SHORT TASK:
Omit the pictures and return every entry exactly as written.

GIVEN INFORMATION:
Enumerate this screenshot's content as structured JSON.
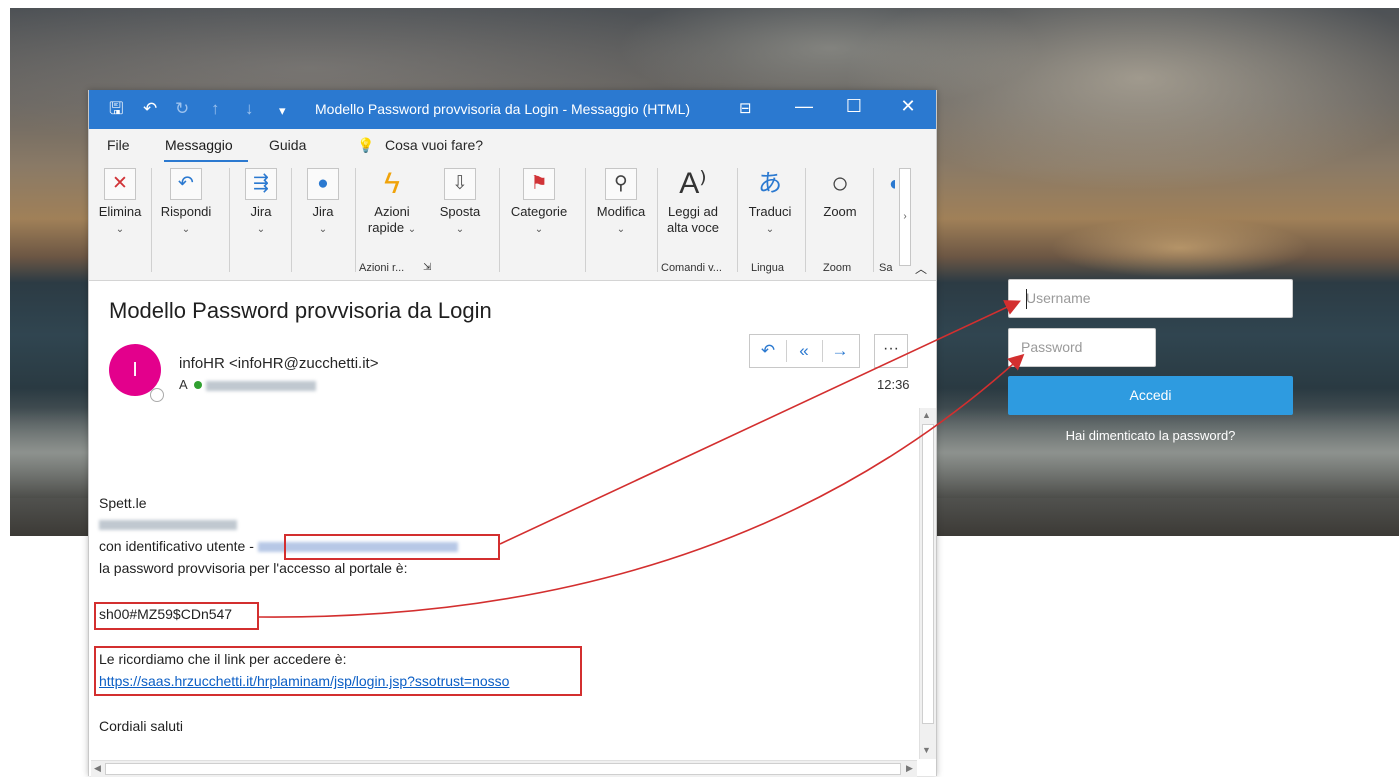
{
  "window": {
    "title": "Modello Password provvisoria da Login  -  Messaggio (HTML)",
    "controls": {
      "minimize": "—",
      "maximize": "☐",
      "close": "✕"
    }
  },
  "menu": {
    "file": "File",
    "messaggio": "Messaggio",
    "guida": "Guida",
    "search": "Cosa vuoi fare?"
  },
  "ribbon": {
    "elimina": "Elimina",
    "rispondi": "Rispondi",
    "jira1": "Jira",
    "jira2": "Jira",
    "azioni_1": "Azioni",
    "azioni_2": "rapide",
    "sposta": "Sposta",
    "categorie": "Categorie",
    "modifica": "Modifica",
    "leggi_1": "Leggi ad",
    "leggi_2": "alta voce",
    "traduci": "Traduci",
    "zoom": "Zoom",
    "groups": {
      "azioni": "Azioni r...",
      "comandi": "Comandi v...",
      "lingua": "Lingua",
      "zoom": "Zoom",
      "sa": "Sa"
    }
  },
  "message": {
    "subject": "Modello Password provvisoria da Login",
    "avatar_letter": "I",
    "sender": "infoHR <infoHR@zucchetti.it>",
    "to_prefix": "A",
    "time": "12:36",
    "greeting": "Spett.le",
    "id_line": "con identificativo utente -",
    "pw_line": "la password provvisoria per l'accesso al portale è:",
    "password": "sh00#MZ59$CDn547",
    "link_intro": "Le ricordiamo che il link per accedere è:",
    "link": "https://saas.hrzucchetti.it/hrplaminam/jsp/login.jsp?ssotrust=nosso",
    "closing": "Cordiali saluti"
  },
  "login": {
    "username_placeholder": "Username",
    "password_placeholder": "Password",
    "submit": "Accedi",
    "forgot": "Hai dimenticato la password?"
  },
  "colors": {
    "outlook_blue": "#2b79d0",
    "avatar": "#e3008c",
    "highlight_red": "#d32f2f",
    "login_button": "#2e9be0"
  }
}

RESPONSE TO THE TASK:
Enumerate this screenshot's content as structured JSON.
{
  "window": {
    "title": "Modello Password provvisoria da Login  -  Messaggio (HTML)",
    "controls": {
      "minimize": "—",
      "maximize": "☐",
      "close": "✕"
    }
  },
  "menu": {
    "file": "File",
    "messaggio": "Messaggio",
    "guida": "Guida",
    "search": "Cosa vuoi fare?"
  },
  "ribbon": {
    "elimina": "Elimina",
    "rispondi": "Rispondi",
    "jira1": "Jira",
    "jira2": "Jira",
    "azioni_1": "Azioni",
    "azioni_2": "rapide",
    "sposta": "Sposta",
    "categorie": "Categorie",
    "modifica": "Modifica",
    "leggi_1": "Leggi ad",
    "leggi_2": "alta voce",
    "traduci": "Traduci",
    "zoom": "Zoom",
    "groups": {
      "azioni": "Azioni r...",
      "comandi": "Comandi v...",
      "lingua": "Lingua",
      "zoom": "Zoom",
      "sa": "Sa"
    }
  },
  "message": {
    "subject": "Modello Password provvisoria da Login",
    "avatar_letter": "I",
    "sender": "infoHR <infoHR@zucchetti.it>",
    "to_prefix": "A",
    "time": "12:36",
    "greeting": "Spett.le",
    "id_line": "con identificativo utente -",
    "pw_line": "la password provvisoria per l'accesso al portale è:",
    "password": "sh00#MZ59$CDn547",
    "link_intro": "Le ricordiamo che il link per accedere è:",
    "link": "https://saas.hrzucchetti.it/hrplaminam/jsp/login.jsp?ssotrust=nosso",
    "closing": "Cordiali saluti"
  },
  "login": {
    "username_placeholder": "Username",
    "password_placeholder": "Password",
    "submit": "Accedi",
    "forgot": "Hai dimenticato la password?"
  },
  "colors": {
    "outlook_blue": "#2b79d0",
    "avatar": "#e3008c",
    "highlight_red": "#d32f2f",
    "login_button": "#2e9be0"
  }
}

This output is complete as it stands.